- 练习题目: 请从下面这篇关于周年聚会宾客名单的编程题说明的最后一句之后接着往下写。

- 短文:
%%

Anniversary party

There is going to be a party to celebrate the 80-th Anniversary of the Ural State University. The University has a hierarchical structure of employees. It means that the supervisor relation forms a tree rooted at the rector V. E. Tretyakov. In order to make the party funny for every one, the rector does not want both an employee and his or her immediate supervisor to be present. The personnel office has evaluated conviviality of each employee, so everyone has some number (rating) attached to him or her. Your task is to make a list of guests with the maximal possible sum of guests' conviviality ratings.

Input

Employees are numbered from 1 to N. A first line of input contains a number N. 1 <= N <= 6 000. Each of the subsequent N lines contains the conviviality rating of the corresponding employee. Conviviality rating is an integer number in a range from -128 to 127. After that go N – 1 lines that describe a supervisor relation tree. Each line of the tree specification has the form: 
L K 
It means that the K-th employee is an immediate supervisor of the L-th employee. Input is ended with the line 
0 0 

Output

Output should contain the maximal sum of guests' ratings.

%%

- 给定材料:

%%

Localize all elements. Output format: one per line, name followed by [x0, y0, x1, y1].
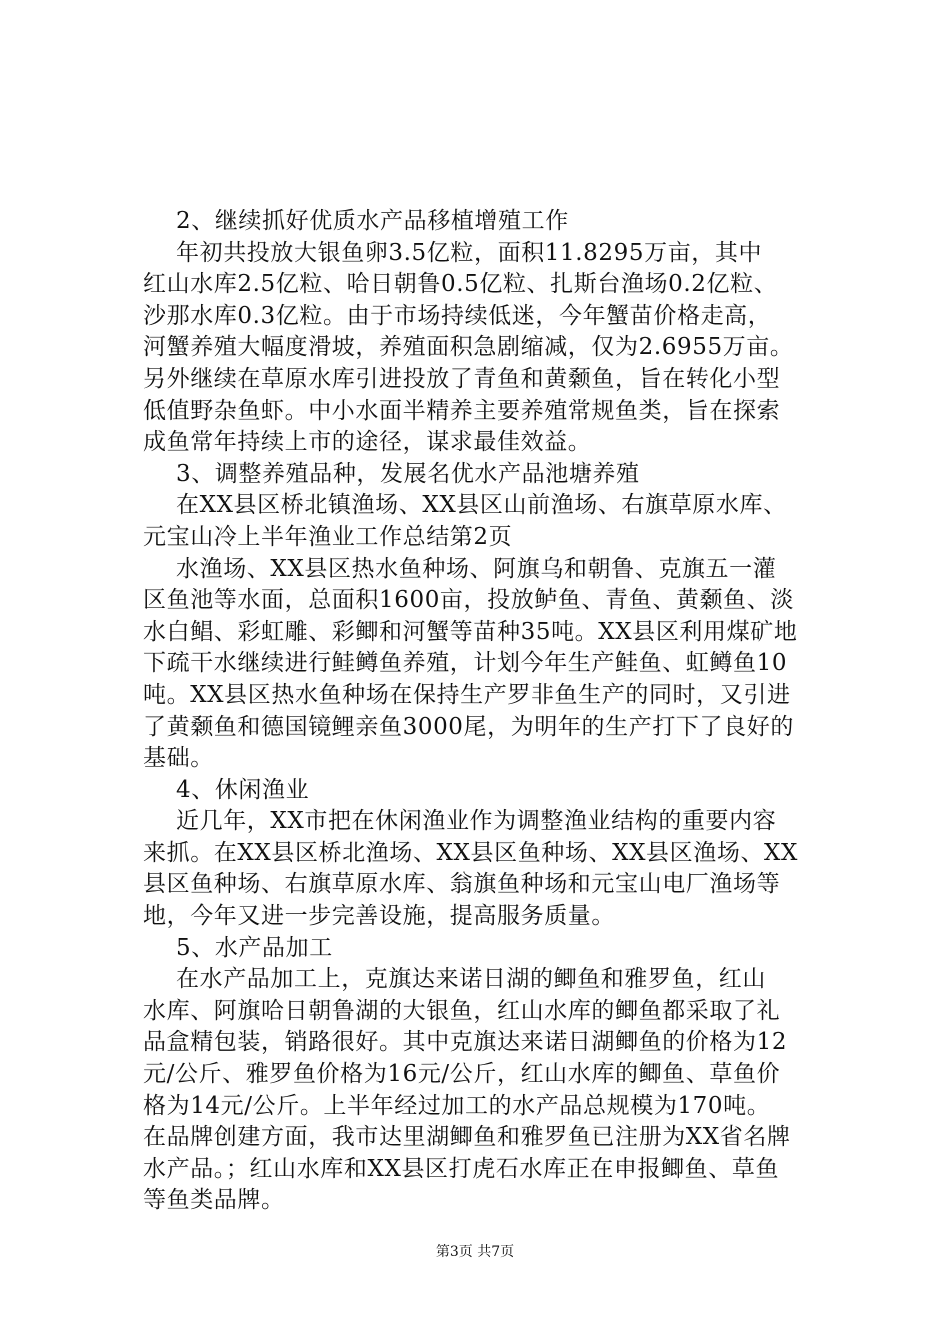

%%

- 本题答案:
Sample Input

7
1
1
1
1
1
1
1
1 3
2 3
6 4
7 4
4 5
3 5
0 0

Sample Output

5

题意：有n个人，接下来n行对应每个人的欢乐评分，有n组对应关系，如果某个人去了，那么它的领导就不能去，如果这个人不去，它的领导去不去都行，反之同理，问怎样安排欢乐评分最高输出这个评分最高的值。

思路：这个题是dp问题，dp[i][0]表示第i个人不去，dp[i][1]表示第i个人去.，如果上司boss去参加舞会的话，i只能不去了，如果上司boss不去的话，i可去可不去，所以状态转移方程为：

dp[boss][1]=dp[boss][1]+dp[i][0];

dp[boss][0]=dp[boss][0]+max(dp[i][0],dp[i][1])

最后比较一下那个值最大输出即可，代码如下：

#include<stdio.h>
#include<string.h>
#include<algorithm>
using namespace std;
int n;                            //dp[i][0] 第i个人不去的话能取得最大值，dp[i][1]第i个人去的话能去的最大值
int f[6020],dp[6020][2],book[6020];
void dfs(int boss)
{
    book[boss]=1;      //这个节点为上司时已经用过了
    for(int i=1;i<=n;i++)
    {
        if(!book[i]&&f[i]==boss) //找boss的下属
        {
            dfs(i); //由下属递归下去
            dp[boss][1]=dp[boss][1]+dp[i][0];  //如果上司boss去参加舞会的话，i只能不去了
            dp[boss][0]=dp[boss][0]+max(dp[i][0],dp[i][1]); //如果上司boss不去的话，i可去可不去，因此要取最大值
        }
    }
}
int main()
{
    while(~scanf("%d",&n))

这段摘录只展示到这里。